* [Task objective]: Reproduce all the records, swapping "Hardware Monitor" for "System Monitor" everywhere it occurs and keeping everything else unchanged. Omit the pictures.

-- Start of Records to use --

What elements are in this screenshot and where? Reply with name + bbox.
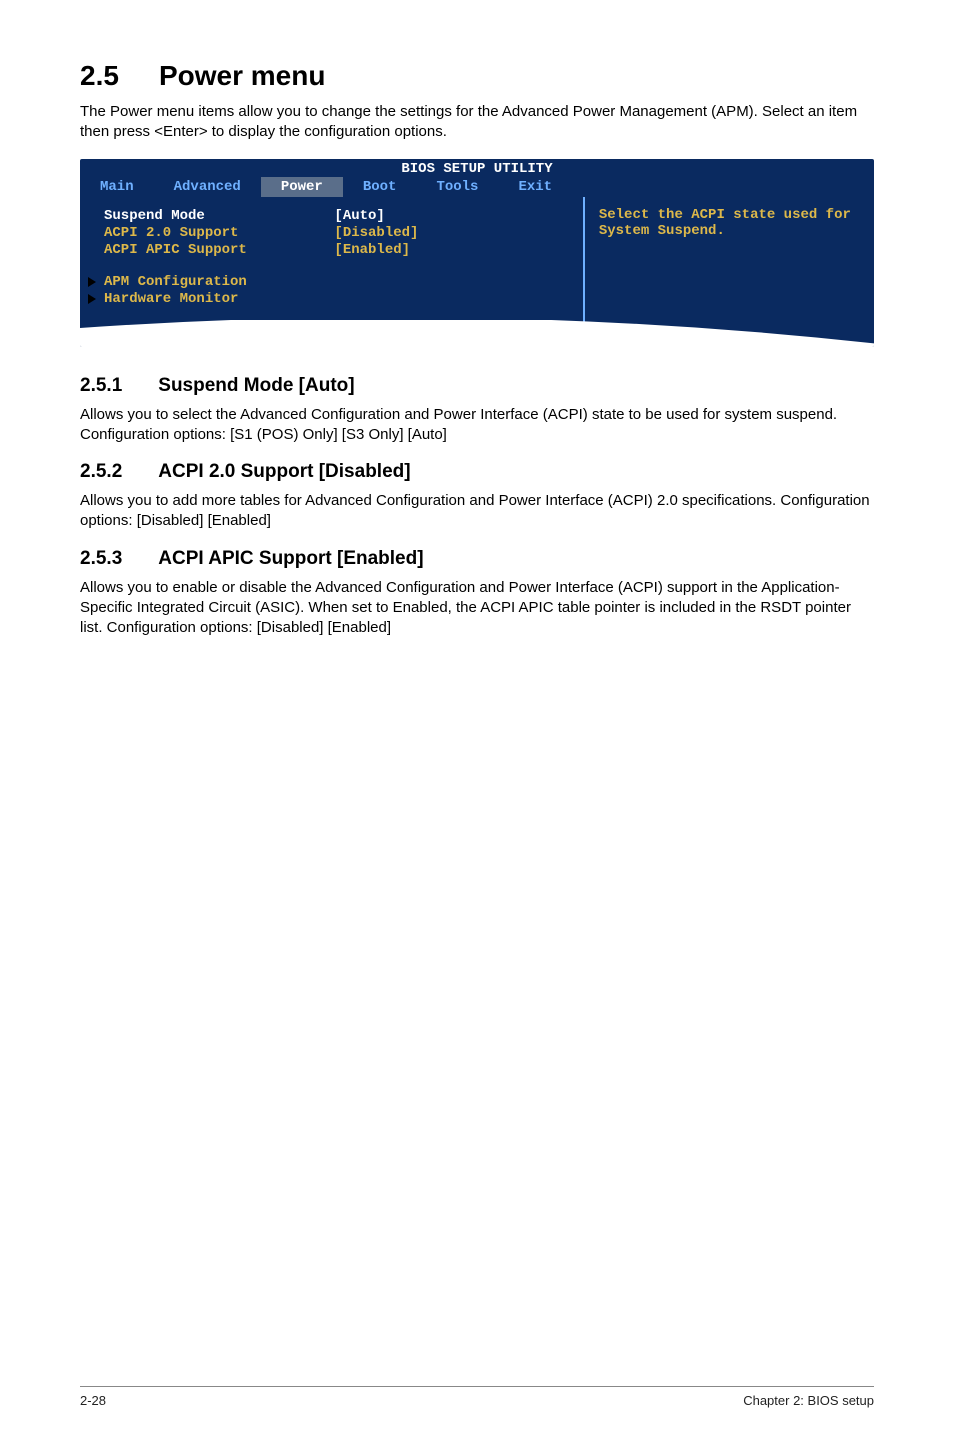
bios-left-pane: Suspend Mode [Auto] ACPI 2.0 Support [Di… (80, 197, 585, 347)
section-title-text: Power menu (159, 60, 325, 91)
bios-value-suspend: [Auto] (334, 208, 564, 224)
bios-submenu-hw-label: Hardware Monitor (104, 291, 238, 307)
page-footer: 2-28 Chapter 2: BIOS setup (80, 1386, 874, 1408)
bios-row-suspend: Suspend Mode [Auto] (104, 208, 565, 224)
bios-submenu-apm: APM Configuration (104, 274, 565, 290)
section-heading: 2.5 Power menu (80, 60, 874, 92)
subsection-2-text: Allows you to add more tables for Advanc… (80, 491, 874, 532)
bios-tab-exit: Exit (498, 177, 572, 197)
bios-row-acpiapic: ACPI APIC Support [Enabled] (104, 242, 565, 258)
subsection-3-title: ACPI APIC Support [Enabled] (158, 548, 423, 569)
triangle-icon (88, 277, 96, 287)
footer-page-number: 2-28 (80, 1393, 106, 1408)
bios-body: Suspend Mode [Auto] ACPI 2.0 Support [Di… (80, 197, 874, 347)
bios-tab-power: Power (261, 177, 343, 197)
bios-header: BIOS SETUP UTILITY (80, 159, 874, 177)
subsection-1-number: 2.5.1 (80, 375, 122, 397)
bios-label-acpi20: ACPI 2.0 Support (104, 225, 334, 241)
subsection-3-text: Allows you to enable or disable the Adva… (80, 578, 874, 639)
bios-tab-advanced: Advanced (154, 177, 261, 197)
subsection-1-text: Allows you to select the Advanced Config… (80, 405, 874, 446)
bios-value-acpi20: [Disabled] (334, 225, 564, 241)
subsection-2-number: 2.5.2 (80, 461, 122, 483)
bios-help-pane: Select the ACPI state used for System Su… (585, 197, 874, 347)
bios-label-suspend: Suspend Mode (104, 208, 334, 224)
triangle-icon (88, 294, 96, 304)
bios-row-acpi20: ACPI 2.0 Support [Disabled] (104, 225, 565, 241)
bios-submenu-hw: Hardware Monitor (104, 291, 565, 307)
section-number: 2.5 (80, 60, 119, 92)
footer-chapter: Chapter 2: BIOS setup (743, 1393, 874, 1408)
bios-tab-main: Main (80, 177, 154, 197)
subsection-1-title: Suspend Mode [Auto] (158, 375, 354, 396)
bios-tab-boot: Boot (343, 177, 417, 197)
subsection-1-heading: 2.5.1 Suspend Mode [Auto] (80, 375, 874, 397)
bios-tab-bar: Main Advanced Power Boot Tools Exit (80, 177, 874, 197)
bios-submenu-apm-label: APM Configuration (104, 274, 247, 290)
subsection-3-heading: 2.5.3 ACPI APIC Support [Enabled] (80, 548, 874, 570)
subsection-2-heading: 2.5.2 ACPI 2.0 Support [Disabled] (80, 461, 874, 483)
bios-tab-tools: Tools (416, 177, 498, 197)
subsection-2-title: ACPI 2.0 Support [Disabled] (158, 461, 410, 482)
bios-screenshot: BIOS SETUP UTILITY Main Advanced Power B… (80, 159, 874, 347)
section-intro: The Power menu items allow you to change… (80, 102, 874, 143)
bios-label-acpiapic: ACPI APIC Support (104, 242, 334, 258)
subsection-3-number: 2.5.3 (80, 548, 122, 570)
bios-help-text: Select the ACPI state used for System Su… (599, 207, 851, 239)
bios-value-acpiapic: [Enabled] (334, 242, 564, 258)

-- End of Records to use --

* [Reply]:
What elements are in this screenshot and where? Reply with name + bbox.
bios-left-pane: Suspend Mode [Auto] ACPI 2.0 Support [Di… (80, 197, 585, 347)
section-title-text: Power menu (159, 60, 325, 91)
bios-value-suspend: [Auto] (334, 208, 564, 224)
bios-submenu-hw-label: System Monitor (104, 291, 238, 307)
page-footer: 2-28 Chapter 2: BIOS setup (80, 1386, 874, 1408)
bios-row-suspend: Suspend Mode [Auto] (104, 208, 565, 224)
bios-submenu-apm: APM Configuration (104, 274, 565, 290)
section-heading: 2.5 Power menu (80, 60, 874, 92)
subsection-2-text: Allows you to add more tables for Advanc… (80, 491, 874, 532)
bios-tab-exit: Exit (498, 177, 572, 197)
bios-row-acpiapic: ACPI APIC Support [Enabled] (104, 242, 565, 258)
subsection-3-title: ACPI APIC Support [Enabled] (158, 548, 423, 569)
triangle-icon (88, 277, 96, 287)
footer-page-number: 2-28 (80, 1393, 106, 1408)
bios-body: Suspend Mode [Auto] ACPI 2.0 Support [Di… (80, 197, 874, 347)
bios-tab-power: Power (261, 177, 343, 197)
bios-header: BIOS SETUP UTILITY (80, 159, 874, 177)
subsection-1-number: 2.5.1 (80, 375, 122, 397)
bios-label-acpi20: ACPI 2.0 Support (104, 225, 334, 241)
subsection-3-text: Allows you to enable or disable the Adva… (80, 578, 874, 639)
bios-tab-advanced: Advanced (154, 177, 261, 197)
subsection-1-text: Allows you to select the Advanced Config… (80, 405, 874, 446)
bios-value-acpi20: [Disabled] (334, 225, 564, 241)
subsection-2-number: 2.5.2 (80, 461, 122, 483)
bios-help-pane: Select the ACPI state used for System Su… (585, 197, 874, 347)
bios-label-suspend: Suspend Mode (104, 208, 334, 224)
triangle-icon (88, 294, 96, 304)
bios-row-acpi20: ACPI 2.0 Support [Disabled] (104, 225, 565, 241)
bios-submenu-hw: System Monitor (104, 291, 565, 307)
section-number: 2.5 (80, 60, 119, 92)
footer-chapter: Chapter 2: BIOS setup (743, 1393, 874, 1408)
bios-tab-main: Main (80, 177, 154, 197)
subsection-1-title: Suspend Mode [Auto] (158, 375, 354, 396)
bios-tab-boot: Boot (343, 177, 417, 197)
subsection-1-heading: 2.5.1 Suspend Mode [Auto] (80, 375, 874, 397)
bios-tab-bar: Main Advanced Power Boot Tools Exit (80, 177, 874, 197)
bios-submenu-apm-label: APM Configuration (104, 274, 247, 290)
subsection-3-heading: 2.5.3 ACPI APIC Support [Enabled] (80, 548, 874, 570)
subsection-2-heading: 2.5.2 ACPI 2.0 Support [Disabled] (80, 461, 874, 483)
bios-tab-tools: Tools (416, 177, 498, 197)
subsection-2-title: ACPI 2.0 Support [Disabled] (158, 461, 410, 482)
bios-screenshot: BIOS SETUP UTILITY Main Advanced Power B… (80, 159, 874, 347)
section-intro: The Power menu items allow you to change… (80, 102, 874, 143)
bios-label-acpiapic: ACPI APIC Support (104, 242, 334, 258)
subsection-3-number: 2.5.3 (80, 548, 122, 570)
bios-help-text: Select the ACPI state used for System Su… (599, 207, 851, 239)
bios-value-acpiapic: [Enabled] (334, 242, 564, 258)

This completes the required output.